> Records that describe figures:

※

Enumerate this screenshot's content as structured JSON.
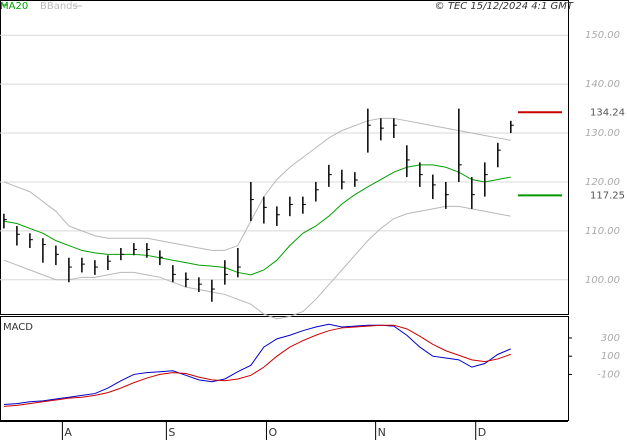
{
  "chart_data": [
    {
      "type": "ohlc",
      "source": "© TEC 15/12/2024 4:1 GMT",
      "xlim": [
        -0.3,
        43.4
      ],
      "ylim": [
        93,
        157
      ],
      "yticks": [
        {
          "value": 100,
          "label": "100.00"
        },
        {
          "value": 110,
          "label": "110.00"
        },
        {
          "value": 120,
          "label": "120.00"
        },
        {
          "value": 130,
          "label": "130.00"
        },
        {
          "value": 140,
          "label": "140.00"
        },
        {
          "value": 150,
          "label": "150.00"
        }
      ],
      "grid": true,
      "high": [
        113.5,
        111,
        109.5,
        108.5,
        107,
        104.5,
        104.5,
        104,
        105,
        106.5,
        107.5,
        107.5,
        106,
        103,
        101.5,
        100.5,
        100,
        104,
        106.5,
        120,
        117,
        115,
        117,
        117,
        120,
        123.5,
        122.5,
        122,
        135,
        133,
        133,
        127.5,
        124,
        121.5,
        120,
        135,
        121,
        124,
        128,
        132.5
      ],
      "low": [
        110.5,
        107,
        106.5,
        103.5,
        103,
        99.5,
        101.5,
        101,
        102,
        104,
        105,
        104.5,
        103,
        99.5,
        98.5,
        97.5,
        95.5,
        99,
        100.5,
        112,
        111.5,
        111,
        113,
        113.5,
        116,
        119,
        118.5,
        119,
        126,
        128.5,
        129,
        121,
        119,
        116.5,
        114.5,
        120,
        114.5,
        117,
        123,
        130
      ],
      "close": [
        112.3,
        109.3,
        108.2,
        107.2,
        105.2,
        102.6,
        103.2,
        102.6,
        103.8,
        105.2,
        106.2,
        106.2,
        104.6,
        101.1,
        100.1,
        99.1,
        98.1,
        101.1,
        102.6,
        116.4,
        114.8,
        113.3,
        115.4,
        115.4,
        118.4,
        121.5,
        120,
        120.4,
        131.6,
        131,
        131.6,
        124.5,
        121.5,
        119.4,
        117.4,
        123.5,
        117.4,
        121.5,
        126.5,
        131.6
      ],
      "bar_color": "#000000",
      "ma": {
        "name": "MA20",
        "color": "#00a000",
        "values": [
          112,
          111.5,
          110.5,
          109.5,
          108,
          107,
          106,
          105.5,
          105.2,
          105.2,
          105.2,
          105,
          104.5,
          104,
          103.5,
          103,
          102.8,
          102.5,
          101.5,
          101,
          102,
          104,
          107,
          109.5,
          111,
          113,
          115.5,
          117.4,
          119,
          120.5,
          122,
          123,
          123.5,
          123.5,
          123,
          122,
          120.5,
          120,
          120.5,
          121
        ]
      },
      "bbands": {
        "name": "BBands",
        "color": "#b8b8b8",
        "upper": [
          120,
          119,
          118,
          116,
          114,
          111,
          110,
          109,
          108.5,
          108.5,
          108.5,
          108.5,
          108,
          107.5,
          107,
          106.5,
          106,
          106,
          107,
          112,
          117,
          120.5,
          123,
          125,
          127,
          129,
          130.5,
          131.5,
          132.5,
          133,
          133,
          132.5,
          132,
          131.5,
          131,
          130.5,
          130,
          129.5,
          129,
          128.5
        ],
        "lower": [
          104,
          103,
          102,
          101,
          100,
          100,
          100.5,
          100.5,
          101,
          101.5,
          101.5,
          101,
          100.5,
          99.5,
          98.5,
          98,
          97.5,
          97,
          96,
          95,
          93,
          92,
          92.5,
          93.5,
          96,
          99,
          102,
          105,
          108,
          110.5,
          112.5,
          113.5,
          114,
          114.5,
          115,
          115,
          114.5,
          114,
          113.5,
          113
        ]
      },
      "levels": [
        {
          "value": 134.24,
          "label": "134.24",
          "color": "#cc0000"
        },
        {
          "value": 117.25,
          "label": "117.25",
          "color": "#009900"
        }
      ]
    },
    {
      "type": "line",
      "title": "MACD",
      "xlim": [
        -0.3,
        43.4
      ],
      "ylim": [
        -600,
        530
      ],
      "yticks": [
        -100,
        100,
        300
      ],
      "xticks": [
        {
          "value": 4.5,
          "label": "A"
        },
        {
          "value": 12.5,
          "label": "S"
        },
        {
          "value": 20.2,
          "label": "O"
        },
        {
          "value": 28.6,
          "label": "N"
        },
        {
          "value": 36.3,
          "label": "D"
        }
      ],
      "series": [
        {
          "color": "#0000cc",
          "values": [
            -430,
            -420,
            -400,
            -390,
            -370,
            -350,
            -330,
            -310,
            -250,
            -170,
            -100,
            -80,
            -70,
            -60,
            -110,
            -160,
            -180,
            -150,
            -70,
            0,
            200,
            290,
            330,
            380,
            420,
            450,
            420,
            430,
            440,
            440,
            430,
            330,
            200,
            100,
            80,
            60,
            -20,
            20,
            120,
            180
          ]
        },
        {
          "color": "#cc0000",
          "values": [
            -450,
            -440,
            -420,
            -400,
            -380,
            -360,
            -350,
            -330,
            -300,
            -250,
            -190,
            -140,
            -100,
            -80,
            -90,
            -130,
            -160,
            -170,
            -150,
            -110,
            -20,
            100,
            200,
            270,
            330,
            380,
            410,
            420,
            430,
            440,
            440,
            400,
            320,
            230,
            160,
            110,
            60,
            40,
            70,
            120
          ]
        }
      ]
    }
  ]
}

※

> Do this:
Transcribe every entry word for word, but omit the pictures.

> Exercise output:
Enumerate this screenshot's content as structured JSON.
{
  "chart_data": [
    {
      "type": "ohlc",
      "source": "© TEC 15/12/2024 4:1 GMT",
      "xlim": [
        -0.3,
        43.4
      ],
      "ylim": [
        93,
        157
      ],
      "yticks": [
        {
          "value": 100,
          "label": "100.00"
        },
        {
          "value": 110,
          "label": "110.00"
        },
        {
          "value": 120,
          "label": "120.00"
        },
        {
          "value": 130,
          "label": "130.00"
        },
        {
          "value": 140,
          "label": "140.00"
        },
        {
          "value": 150,
          "label": "150.00"
        }
      ],
      "grid": true,
      "high": [
        113.5,
        111,
        109.5,
        108.5,
        107,
        104.5,
        104.5,
        104,
        105,
        106.5,
        107.5,
        107.5,
        106,
        103,
        101.5,
        100.5,
        100,
        104,
        106.5,
        120,
        117,
        115,
        117,
        117,
        120,
        123.5,
        122.5,
        122,
        135,
        133,
        133,
        127.5,
        124,
        121.5,
        120,
        135,
        121,
        124,
        128,
        132.5
      ],
      "low": [
        110.5,
        107,
        106.5,
        103.5,
        103,
        99.5,
        101.5,
        101,
        102,
        104,
        105,
        104.5,
        103,
        99.5,
        98.5,
        97.5,
        95.5,
        99,
        100.5,
        112,
        111.5,
        111,
        113,
        113.5,
        116,
        119,
        118.5,
        119,
        126,
        128.5,
        129,
        121,
        119,
        116.5,
        114.5,
        120,
        114.5,
        117,
        123,
        130
      ],
      "close": [
        112.3,
        109.3,
        108.2,
        107.2,
        105.2,
        102.6,
        103.2,
        102.6,
        103.8,
        105.2,
        106.2,
        106.2,
        104.6,
        101.1,
        100.1,
        99.1,
        98.1,
        101.1,
        102.6,
        116.4,
        114.8,
        113.3,
        115.4,
        115.4,
        118.4,
        121.5,
        120,
        120.4,
        131.6,
        131,
        131.6,
        124.5,
        121.5,
        119.4,
        117.4,
        123.5,
        117.4,
        121.5,
        126.5,
        131.6
      ],
      "bar_color": "#000000",
      "ma": {
        "name": "MA20",
        "color": "#00a000",
        "values": [
          112,
          111.5,
          110.5,
          109.5,
          108,
          107,
          106,
          105.5,
          105.2,
          105.2,
          105.2,
          105,
          104.5,
          104,
          103.5,
          103,
          102.8,
          102.5,
          101.5,
          101,
          102,
          104,
          107,
          109.5,
          111,
          113,
          115.5,
          117.4,
          119,
          120.5,
          122,
          123,
          123.5,
          123.5,
          123,
          122,
          120.5,
          120,
          120.5,
          121
        ]
      },
      "bbands": {
        "name": "BBands",
        "color": "#b8b8b8",
        "upper": [
          120,
          119,
          118,
          116,
          114,
          111,
          110,
          109,
          108.5,
          108.5,
          108.5,
          108.5,
          108,
          107.5,
          107,
          106.5,
          106,
          106,
          107,
          112,
          117,
          120.5,
          123,
          125,
          127,
          129,
          130.5,
          131.5,
          132.5,
          133,
          133,
          132.5,
          132,
          131.5,
          131,
          130.5,
          130,
          129.5,
          129,
          128.5
        ],
        "lower": [
          104,
          103,
          102,
          101,
          100,
          100,
          100.5,
          100.5,
          101,
          101.5,
          101.5,
          101,
          100.5,
          99.5,
          98.5,
          98,
          97.5,
          97,
          96,
          95,
          93,
          92,
          92.5,
          93.5,
          96,
          99,
          102,
          105,
          108,
          110.5,
          112.5,
          113.5,
          114,
          114.5,
          115,
          115,
          114.5,
          114,
          113.5,
          113
        ]
      },
      "levels": [
        {
          "value": 134.24,
          "label": "134.24",
          "color": "#cc0000"
        },
        {
          "value": 117.25,
          "label": "117.25",
          "color": "#009900"
        }
      ]
    },
    {
      "type": "line",
      "title": "MACD",
      "xlim": [
        -0.3,
        43.4
      ],
      "ylim": [
        -600,
        530
      ],
      "yticks": [
        -100,
        100,
        300
      ],
      "xticks": [
        {
          "value": 4.5,
          "label": "A"
        },
        {
          "value": 12.5,
          "label": "S"
        },
        {
          "value": 20.2,
          "label": "O"
        },
        {
          "value": 28.6,
          "label": "N"
        },
        {
          "value": 36.3,
          "label": "D"
        }
      ],
      "series": [
        {
          "color": "#0000cc",
          "values": [
            -430,
            -420,
            -400,
            -390,
            -370,
            -350,
            -330,
            -310,
            -250,
            -170,
            -100,
            -80,
            -70,
            -60,
            -110,
            -160,
            -180,
            -150,
            -70,
            0,
            200,
            290,
            330,
            380,
            420,
            450,
            420,
            430,
            440,
            440,
            430,
            330,
            200,
            100,
            80,
            60,
            -20,
            20,
            120,
            180
          ]
        },
        {
          "color": "#cc0000",
          "values": [
            -450,
            -440,
            -420,
            -400,
            -380,
            -360,
            -350,
            -330,
            -300,
            -250,
            -190,
            -140,
            -100,
            -80,
            -90,
            -130,
            -160,
            -170,
            -150,
            -110,
            -20,
            100,
            200,
            270,
            330,
            380,
            410,
            420,
            430,
            440,
            440,
            400,
            320,
            230,
            160,
            110,
            60,
            40,
            70,
            120
          ]
        }
      ]
    }
  ]
}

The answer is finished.